Records:
※

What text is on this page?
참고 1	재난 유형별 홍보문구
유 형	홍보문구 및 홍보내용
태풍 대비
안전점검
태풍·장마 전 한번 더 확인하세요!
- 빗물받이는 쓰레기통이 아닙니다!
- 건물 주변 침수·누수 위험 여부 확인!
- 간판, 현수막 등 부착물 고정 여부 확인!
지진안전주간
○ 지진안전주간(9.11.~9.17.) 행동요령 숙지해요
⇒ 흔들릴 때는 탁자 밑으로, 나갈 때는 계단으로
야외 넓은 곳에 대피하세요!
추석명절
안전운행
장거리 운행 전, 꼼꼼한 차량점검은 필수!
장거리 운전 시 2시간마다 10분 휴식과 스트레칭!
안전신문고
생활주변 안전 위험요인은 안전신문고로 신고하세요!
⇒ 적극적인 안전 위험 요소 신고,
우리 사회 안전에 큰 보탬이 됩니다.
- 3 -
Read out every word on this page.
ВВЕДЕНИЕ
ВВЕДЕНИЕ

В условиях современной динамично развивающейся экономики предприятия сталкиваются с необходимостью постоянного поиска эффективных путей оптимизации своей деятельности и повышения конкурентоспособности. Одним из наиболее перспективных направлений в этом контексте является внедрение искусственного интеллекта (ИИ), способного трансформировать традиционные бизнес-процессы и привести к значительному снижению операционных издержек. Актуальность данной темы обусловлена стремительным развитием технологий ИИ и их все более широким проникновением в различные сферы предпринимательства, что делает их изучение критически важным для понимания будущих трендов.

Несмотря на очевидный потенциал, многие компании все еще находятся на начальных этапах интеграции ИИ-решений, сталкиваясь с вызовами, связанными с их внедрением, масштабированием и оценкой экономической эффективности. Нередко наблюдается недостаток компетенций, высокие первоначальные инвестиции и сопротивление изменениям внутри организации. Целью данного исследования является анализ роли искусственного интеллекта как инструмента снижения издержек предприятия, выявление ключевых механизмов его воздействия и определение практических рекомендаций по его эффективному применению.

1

※

* What to do
Repeat the data above, word for word.

* Final answer
What text is on this page?
참고 1	재난 유형별 홍보문구
유 형	홍보문구 및 홍보내용
태풍 대비
안전점검
태풍·장마 전 한번 더 확인하세요!
- 빗물받이는 쓰레기통이 아닙니다!
- 건물 주변 침수·누수 위험 여부 확인!
- 간판, 현수막 등 부착물 고정 여부 확인!
지진안전주간
○ 지진안전주간(9.11.~9.17.) 행동요령 숙지해요
⇒ 흔들릴 때는 탁자 밑으로, 나갈 때는 계단으로
야외 넓은 곳에 대피하세요!
추석명절
안전운행
장거리 운행 전, 꼼꼼한 차량점검은 필수!
장거리 운전 시 2시간마다 10분 휴식과 스트레칭!
안전신문고
생활주변 안전 위험요인은 안전신문고로 신고하세요!
⇒ 적극적인 안전 위험 요소 신고,
우리 사회 안전에 큰 보탬이 됩니다.
- 3 -
Read out every word on this page.
ВВЕДЕНИЕ
ВВЕДЕНИЕ

В условиях современной динамично развивающейся экономики предприятия сталкиваются с необходимостью постоянного поиска эффективных путей оптимизации своей деятельности и повышения конкурентоспособности. Одним из наиболее перспективных направлений в этом контексте является внедрение искусственного интеллекта (ИИ), способного трансформировать традиционные бизнес-процессы и привести к значительному снижению операционных издержек. Актуальность данной темы обусловлена стремительным развитием технологий ИИ и их все более широким проникновением в различные сферы предпринимательства, что делает их изучение критически важным для понимания будущих трендов.

Несмотря на очевидный потенциал, многие компании все еще находятся на начальных этапах интеграции ИИ-решений, сталкиваясь с вызовами, связанными с их внедрением, масштабированием и оценкой экономической эффективности. Нередко наблюдается недостаток компетенций, высокие первоначальные инвестиции и сопротивление изменениям внутри организации. Целью данного исследования является анализ роли искусственного интеллекта как инструмента снижения издержек предприятия, выявление ключевых механизмов его воздействия и определение практических рекомендаций по его эффективному применению.

1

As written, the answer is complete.